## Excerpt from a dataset
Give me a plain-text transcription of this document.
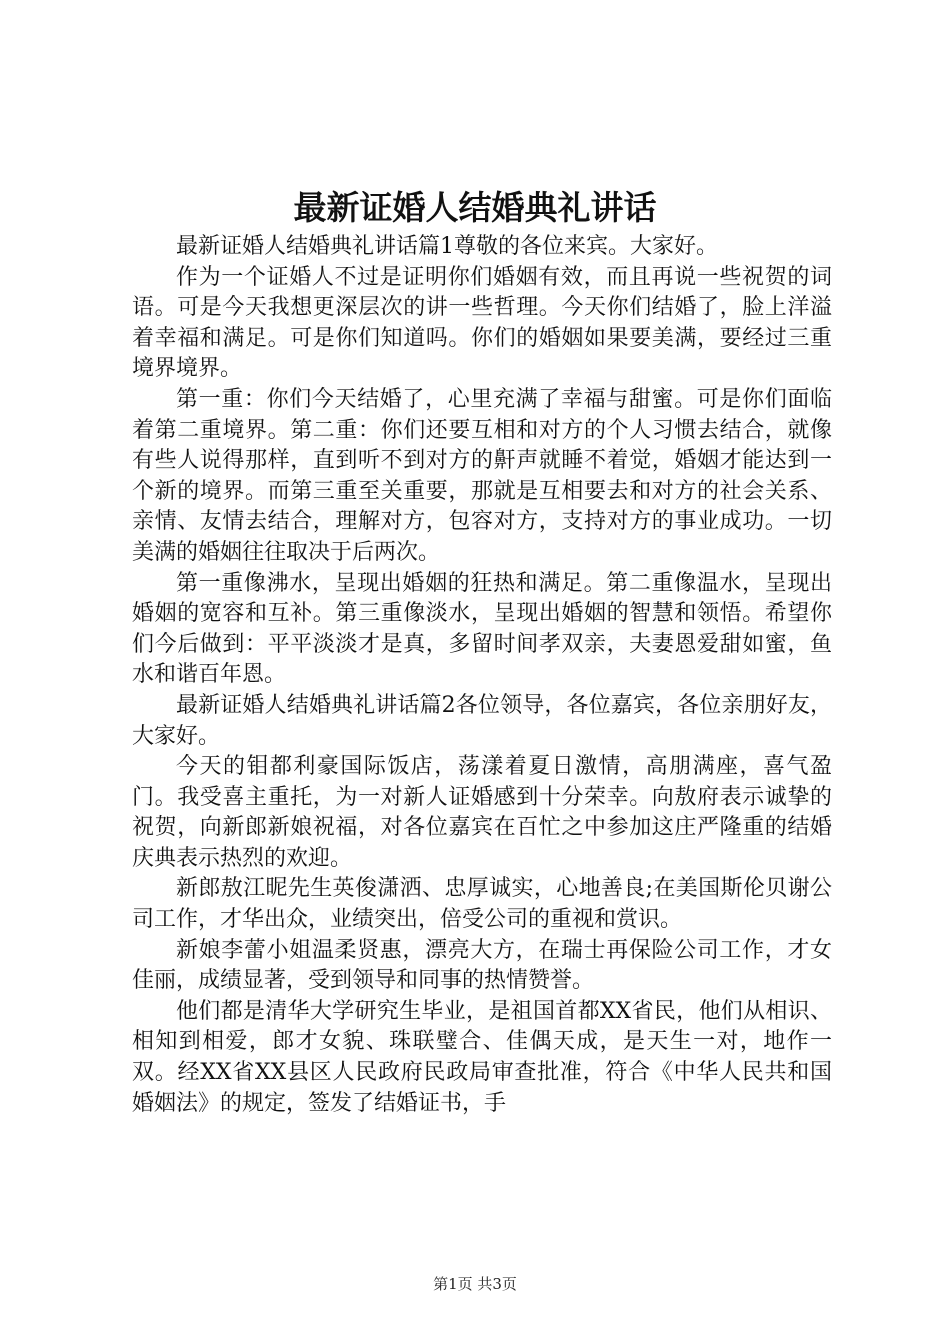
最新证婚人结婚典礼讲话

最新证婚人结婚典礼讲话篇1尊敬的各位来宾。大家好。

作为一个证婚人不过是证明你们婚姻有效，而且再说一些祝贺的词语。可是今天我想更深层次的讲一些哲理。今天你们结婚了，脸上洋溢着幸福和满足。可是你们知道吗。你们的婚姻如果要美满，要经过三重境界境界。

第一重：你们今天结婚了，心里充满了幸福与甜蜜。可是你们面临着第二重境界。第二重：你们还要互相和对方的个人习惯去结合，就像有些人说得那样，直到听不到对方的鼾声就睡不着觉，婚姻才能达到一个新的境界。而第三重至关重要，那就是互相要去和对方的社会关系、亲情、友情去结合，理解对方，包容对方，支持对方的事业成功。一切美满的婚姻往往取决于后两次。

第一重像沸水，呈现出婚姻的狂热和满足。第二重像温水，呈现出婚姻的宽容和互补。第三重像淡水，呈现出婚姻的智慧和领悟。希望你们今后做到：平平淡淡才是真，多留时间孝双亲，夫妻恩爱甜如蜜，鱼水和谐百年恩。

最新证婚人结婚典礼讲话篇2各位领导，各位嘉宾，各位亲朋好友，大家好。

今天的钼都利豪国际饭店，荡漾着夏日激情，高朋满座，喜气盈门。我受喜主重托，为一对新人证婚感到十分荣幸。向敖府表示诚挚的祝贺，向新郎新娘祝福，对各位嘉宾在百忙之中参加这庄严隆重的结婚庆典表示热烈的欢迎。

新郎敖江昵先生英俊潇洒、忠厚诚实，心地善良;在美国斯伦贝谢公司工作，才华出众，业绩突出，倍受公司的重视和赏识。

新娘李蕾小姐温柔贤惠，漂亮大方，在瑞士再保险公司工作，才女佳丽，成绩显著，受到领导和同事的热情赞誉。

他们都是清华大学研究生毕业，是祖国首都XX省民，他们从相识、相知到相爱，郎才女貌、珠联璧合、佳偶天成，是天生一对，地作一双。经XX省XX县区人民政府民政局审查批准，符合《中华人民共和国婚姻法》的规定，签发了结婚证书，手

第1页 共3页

## EXERCISE DETAILS
Return the entries unchanged, save for the pictures, which do not belong in the copy.

## OUTPUT
Give me a plain-text transcription of this document.
最新证婚人结婚典礼讲话

最新证婚人结婚典礼讲话篇1尊敬的各位来宾。大家好。

作为一个证婚人不过是证明你们婚姻有效，而且再说一些祝贺的词语。可是今天我想更深层次的讲一些哲理。今天你们结婚了，脸上洋溢着幸福和满足。可是你们知道吗。你们的婚姻如果要美满，要经过三重境界境界。

第一重：你们今天结婚了，心里充满了幸福与甜蜜。可是你们面临着第二重境界。第二重：你们还要互相和对方的个人习惯去结合，就像有些人说得那样，直到听不到对方的鼾声就睡不着觉，婚姻才能达到一个新的境界。而第三重至关重要，那就是互相要去和对方的社会关系、亲情、友情去结合，理解对方，包容对方，支持对方的事业成功。一切美满的婚姻往往取决于后两次。

第一重像沸水，呈现出婚姻的狂热和满足。第二重像温水，呈现出婚姻的宽容和互补。第三重像淡水，呈现出婚姻的智慧和领悟。希望你们今后做到：平平淡淡才是真，多留时间孝双亲，夫妻恩爱甜如蜜，鱼水和谐百年恩。

最新证婚人结婚典礼讲话篇2各位领导，各位嘉宾，各位亲朋好友，大家好。

今天的钼都利豪国际饭店，荡漾着夏日激情，高朋满座，喜气盈门。我受喜主重托，为一对新人证婚感到十分荣幸。向敖府表示诚挚的祝贺，向新郎新娘祝福，对各位嘉宾在百忙之中参加这庄严隆重的结婚庆典表示热烈的欢迎。

新郎敖江昵先生英俊潇洒、忠厚诚实，心地善良;在美国斯伦贝谢公司工作，才华出众，业绩突出，倍受公司的重视和赏识。

新娘李蕾小姐温柔贤惠，漂亮大方，在瑞士再保险公司工作，才女佳丽，成绩显著，受到领导和同事的热情赞誉。

他们都是清华大学研究生毕业，是祖国首都XX省民，他们从相识、相知到相爱，郎才女貌、珠联璧合、佳偶天成，是天生一对，地作一双。经XX省XX县区人民政府民政局审查批准，符合《中华人民共和国婚姻法》的规定，签发了结婚证书，手

第1页 共3页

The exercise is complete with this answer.